§ Written task: Copy out every line of the items below unchanged, but leave out the pictures.

Collection entries
========================================================================

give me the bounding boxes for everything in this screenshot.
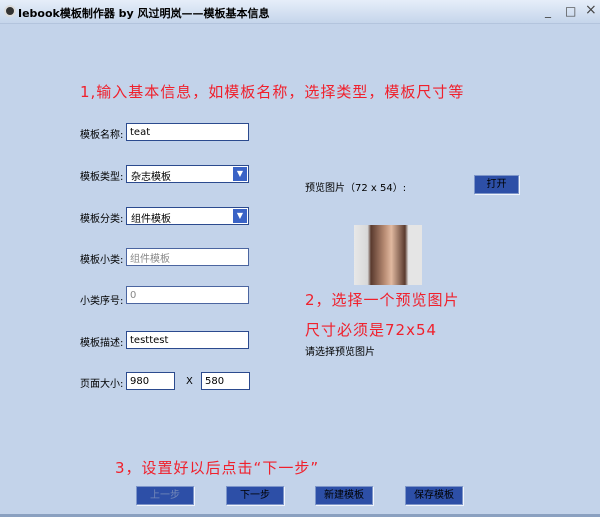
prev-button[interactable]: 上一步 (136, 486, 194, 505)
maximize-button[interactable]: □ (565, 4, 576, 18)
desc-label: 模板描述: (80, 338, 124, 349)
preview-label: 预览图片（72 x 54）: (305, 183, 407, 194)
minimize-button[interactable]: _ (545, 4, 551, 18)
chevron-down-icon[interactable]: ▼ (233, 209, 247, 223)
name-label: 模板名称: (80, 130, 124, 141)
close-button[interactable]: × (585, 2, 597, 18)
window-title: Iebook模板制作器 by 风过明岚——模板基本信息 (18, 7, 270, 20)
category-label: 模板分类: (80, 214, 124, 225)
app-icon (4, 5, 16, 17)
save-template-button[interactable]: 保存模板 (405, 486, 463, 505)
new-template-button[interactable]: 新建模板 (315, 486, 373, 505)
preview-status: 请选择预览图片 (305, 347, 375, 358)
hint-step2-size: 尺寸必须是72x54 (305, 321, 438, 339)
subtype-label: 模板小类: (80, 255, 124, 266)
type-select[interactable]: 杂志模板 ▼ (126, 165, 249, 183)
size-separator: X (186, 376, 193, 387)
name-input[interactable] (126, 123, 249, 141)
width-input[interactable] (126, 372, 175, 390)
size-label: 页面大小: (80, 379, 124, 390)
open-button[interactable]: 打开 (474, 175, 519, 194)
type-label: 模板类型: (80, 172, 124, 183)
type-value: 杂志模板 (131, 172, 171, 183)
next-button[interactable]: 下一步 (226, 486, 284, 505)
hint-step3: 3，设置好以后点击“下一步” (115, 459, 320, 477)
seq-input (126, 286, 249, 304)
hint-step1: 1,输入基本信息，如模板名称，选择类型，模板尺寸等 (80, 83, 465, 101)
category-select[interactable]: 组件模板 ▼ (126, 207, 249, 225)
height-input[interactable] (201, 372, 250, 390)
seq-label: 小类序号: (80, 296, 124, 307)
desc-input[interactable] (126, 331, 249, 349)
category-value: 组件模板 (131, 214, 171, 225)
hint-step2: 2，选择一个预览图片 (305, 291, 460, 309)
subtype-input (126, 248, 249, 266)
preview-image (354, 225, 422, 285)
chevron-down-icon[interactable]: ▼ (233, 167, 247, 181)
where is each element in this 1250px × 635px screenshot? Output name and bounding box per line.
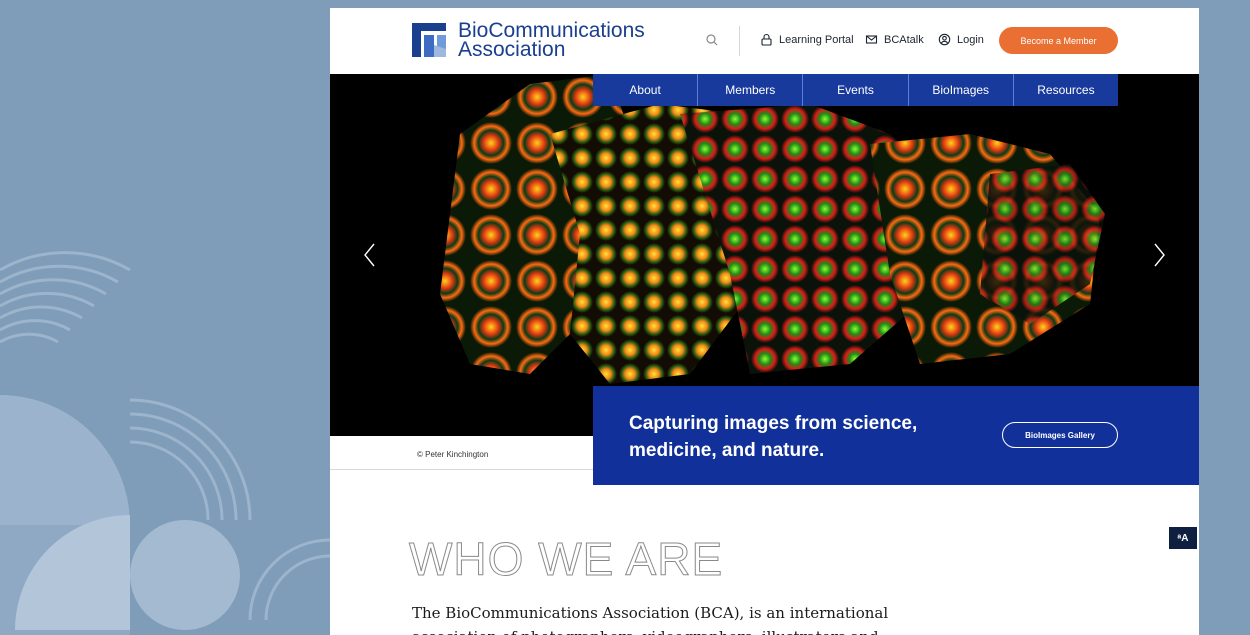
page-container: BioCommunications Association Learning P…	[330, 8, 1199, 635]
search-button[interactable]	[704, 32, 720, 48]
who-we-are-heading: WHO WE ARE	[408, 533, 724, 586]
become-member-button[interactable]: Become a Member	[999, 27, 1118, 54]
main-nav: About Members Events BioImages Resources	[593, 74, 1118, 106]
nav-item-bioimages[interactable]: BioImages	[907, 74, 1013, 106]
background-pattern-right	[1199, 0, 1250, 635]
header-divider	[739, 26, 740, 56]
background-pattern	[0, 251, 330, 635]
nav-item-about[interactable]: About	[593, 74, 697, 106]
hero-carousel: About Members Events BioImages Resources	[330, 74, 1199, 436]
mail-icon	[865, 35, 878, 44]
bcatalk-label: BCAtalk	[884, 33, 924, 46]
site-header: BioCommunications Association Learning P…	[330, 8, 1199, 74]
chevron-left-icon	[364, 243, 375, 267]
bcatalk-link[interactable]: BCAtalk	[865, 33, 924, 46]
nav-item-events[interactable]: Events	[802, 74, 907, 106]
logo-text: BioCommunications Association	[458, 20, 645, 61]
bca-logo-icon	[412, 23, 446, 57]
lock-icon	[761, 33, 772, 46]
user-icon	[938, 33, 951, 46]
login-link[interactable]: Login	[938, 33, 984, 46]
learning-portal-label: Learning Portal	[779, 33, 854, 46]
bioimages-gallery-button[interactable]: BioImages Gallery	[1002, 422, 1118, 448]
login-label: Login	[957, 33, 984, 46]
learning-portal-link[interactable]: Learning Portal	[760, 33, 854, 46]
image-credit-bar: © Peter Kinchington	[330, 436, 593, 470]
logo-line-2: Association	[458, 38, 566, 61]
carousel-next-button[interactable]	[1147, 240, 1171, 270]
search-icon	[706, 34, 718, 46]
carousel-prev-button[interactable]	[358, 240, 382, 270]
accessibility-button[interactable]: ᵃA	[1169, 527, 1197, 549]
image-credit: © Peter Kinchington	[417, 450, 489, 459]
intro-paragraph: The BioCommunications Association (BCA),…	[412, 604, 889, 635]
hero-tagline: Capturing images from science, medicine,…	[629, 413, 918, 461]
chevron-right-icon	[1154, 243, 1165, 267]
site-logo[interactable]: BioCommunications Association	[410, 19, 645, 61]
nav-item-resources[interactable]: Resources	[1012, 74, 1118, 106]
hero-coral-image	[330, 74, 1199, 436]
nav-item-members[interactable]: Members	[697, 74, 802, 106]
hero-tagline-panel: Capturing images from science, medicine,…	[593, 386, 1199, 485]
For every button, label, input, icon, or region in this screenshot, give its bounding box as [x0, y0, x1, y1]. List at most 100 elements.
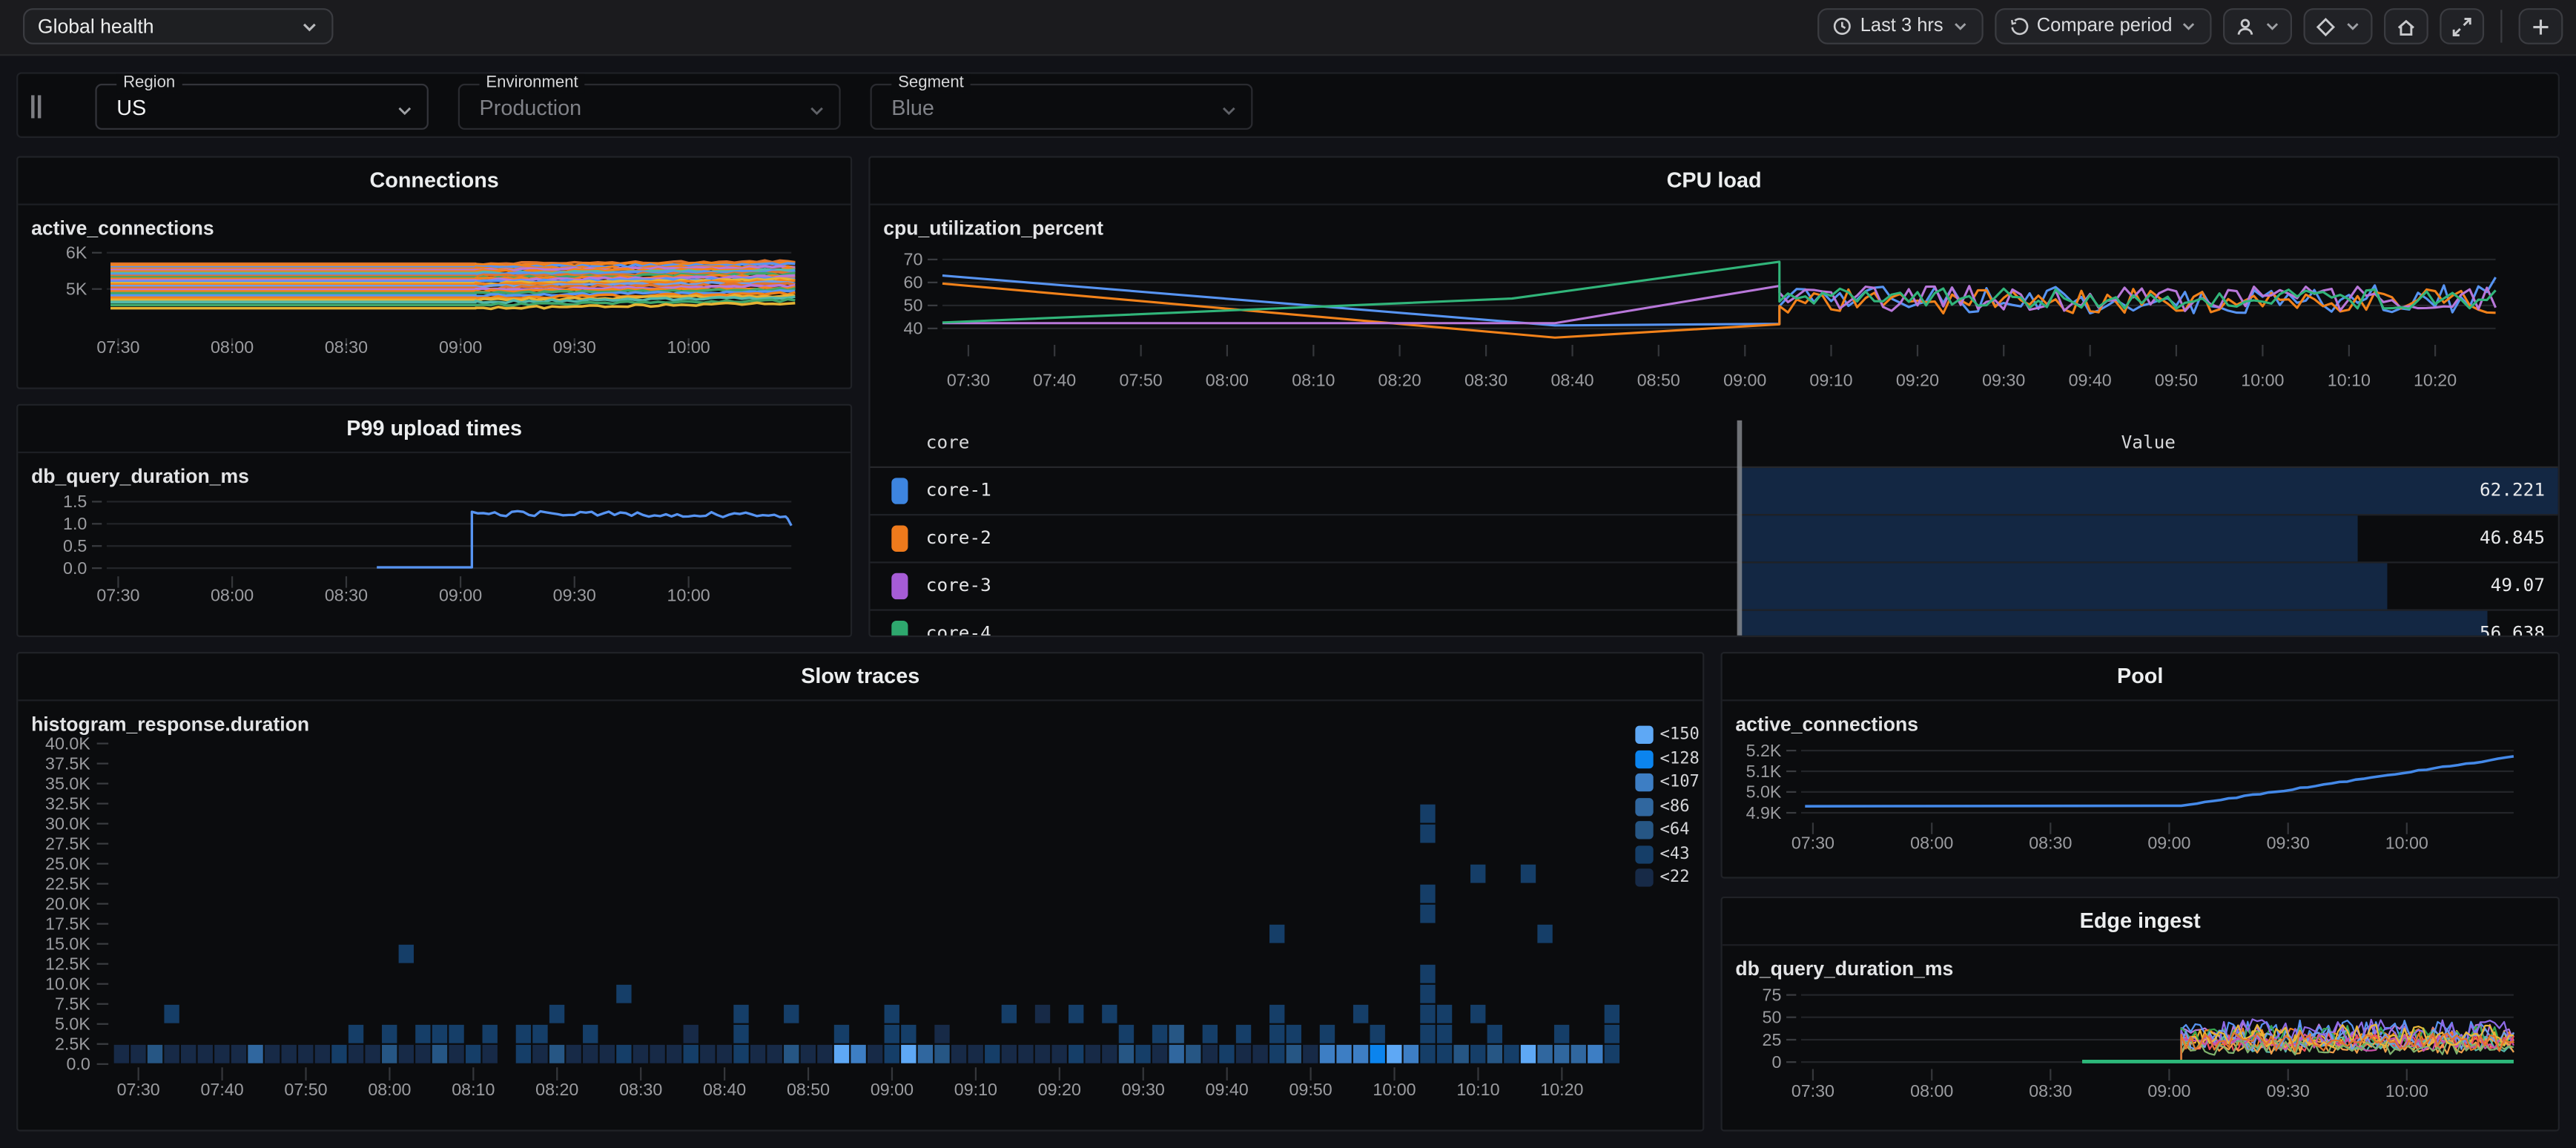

========================================================================

§ Exercise solution:
give me the bounding boxes for everything in this screenshot.
prev-button[interactable]: 上一步 (136, 486, 194, 505)
maximize-button[interactable]: □ (565, 4, 576, 18)
desc-label: 模板描述: (80, 338, 124, 349)
preview-label: 预览图片（72 x 54）: (305, 183, 407, 194)
minimize-button[interactable]: _ (545, 4, 551, 18)
chevron-down-icon[interactable]: ▼ (233, 209, 247, 223)
name-label: 模板名称: (80, 130, 124, 141)
close-button[interactable]: × (585, 2, 597, 18)
window-title: Iebook模板制作器 by 风过明岚——模板基本信息 (18, 7, 270, 20)
category-label: 模板分类: (80, 214, 124, 225)
app-icon (4, 5, 16, 17)
save-template-button[interactable]: 保存模板 (405, 486, 463, 505)
new-template-button[interactable]: 新建模板 (315, 486, 373, 505)
preview-status: 请选择预览图片 (305, 347, 375, 358)
hint-step2-size: 尺寸必须是72x54 (305, 321, 438, 339)
subtype-label: 模板小类: (80, 255, 124, 266)
type-select[interactable]: 杂志模板 ▼ (126, 165, 249, 183)
size-separator: X (186, 376, 193, 387)
name-input[interactable] (126, 123, 249, 141)
width-input[interactable] (126, 372, 175, 390)
size-label: 页面大小: (80, 379, 124, 390)
open-button[interactable]: 打开 (474, 175, 519, 194)
type-label: 模板类型: (80, 172, 124, 183)
type-value: 杂志模板 (131, 172, 171, 183)
next-button[interactable]: 下一步 (226, 486, 284, 505)
hint-step3: 3，设置好以后点击“下一步” (115, 459, 320, 477)
seq-input (126, 286, 249, 304)
hint-step1: 1,输入基本信息，如模板名称，选择类型，模板尺寸等 (80, 83, 465, 101)
category-select[interactable]: 组件模板 ▼ (126, 207, 249, 225)
height-input[interactable] (201, 372, 250, 390)
seq-label: 小类序号: (80, 296, 124, 307)
desc-input[interactable] (126, 331, 249, 349)
category-value: 组件模板 (131, 214, 171, 225)
hint-step2: 2，选择一个预览图片 (305, 291, 460, 309)
subtype-input (126, 248, 249, 266)
preview-image (354, 225, 422, 285)
chevron-down-icon[interactable]: ▼ (233, 167, 247, 181)
where is each element in this 1250px × 635px screenshot? Output name and bounding box per line.
page-container: BioCommunications Association Learning P…	[330, 8, 1199, 635]
search-button[interactable]	[704, 32, 720, 48]
who-we-are-heading: WHO WE ARE	[408, 533, 724, 586]
become-member-button[interactable]: Become a Member	[999, 27, 1118, 54]
main-nav: About Members Events BioImages Resources	[593, 74, 1118, 106]
nav-item-bioimages[interactable]: BioImages	[907, 74, 1013, 106]
background-pattern-right	[1199, 0, 1250, 635]
header-divider	[739, 26, 740, 56]
background-pattern	[0, 251, 330, 635]
nav-item-about[interactable]: About	[593, 74, 697, 106]
hero-carousel: About Members Events BioImages Resources	[330, 74, 1199, 436]
mail-icon	[865, 35, 878, 44]
bcatalk-label: BCAtalk	[884, 33, 924, 46]
site-header: BioCommunications Association Learning P…	[330, 8, 1199, 74]
chevron-left-icon	[364, 243, 375, 267]
bcatalk-link[interactable]: BCAtalk	[865, 33, 924, 46]
nav-item-events[interactable]: Events	[802, 74, 907, 106]
logo-text: BioCommunications Association	[458, 20, 645, 61]
bca-logo-icon	[412, 23, 446, 57]
lock-icon	[761, 33, 772, 46]
user-icon	[938, 33, 951, 46]
login-link[interactable]: Login	[938, 33, 984, 46]
learning-portal-label: Learning Portal	[779, 33, 854, 46]
bioimages-gallery-button[interactable]: BioImages Gallery	[1002, 422, 1118, 448]
login-label: Login	[957, 33, 984, 46]
learning-portal-link[interactable]: Learning Portal	[760, 33, 854, 46]
image-credit-bar: © Peter Kinchington	[330, 436, 593, 470]
logo-line-2: Association	[458, 38, 566, 61]
carousel-next-button[interactable]	[1147, 240, 1171, 270]
search-icon	[706, 34, 718, 46]
carousel-prev-button[interactable]	[358, 240, 382, 270]
accessibility-button[interactable]: ᵃA	[1169, 527, 1197, 549]
image-credit: © Peter Kinchington	[417, 450, 489, 459]
intro-paragraph: The BioCommunications Association (BCA),…	[412, 604, 889, 635]
hero-tagline: Capturing images from science, medicine,…	[629, 413, 918, 461]
chevron-right-icon	[1154, 243, 1165, 267]
site-logo[interactable]: BioCommunications Association	[410, 19, 645, 61]
nav-item-resources[interactable]: Resources	[1012, 74, 1118, 106]
hero-coral-image	[330, 74, 1199, 436]
nav-item-members[interactable]: Members	[697, 74, 802, 106]
hero-tagline-panel: Capturing images from science, medicine,…	[593, 386, 1199, 485]
For every button, label, input, icon, or region in this screenshot, give its bounding box as [x0, y0, x1, y1]. List at most 100 elements.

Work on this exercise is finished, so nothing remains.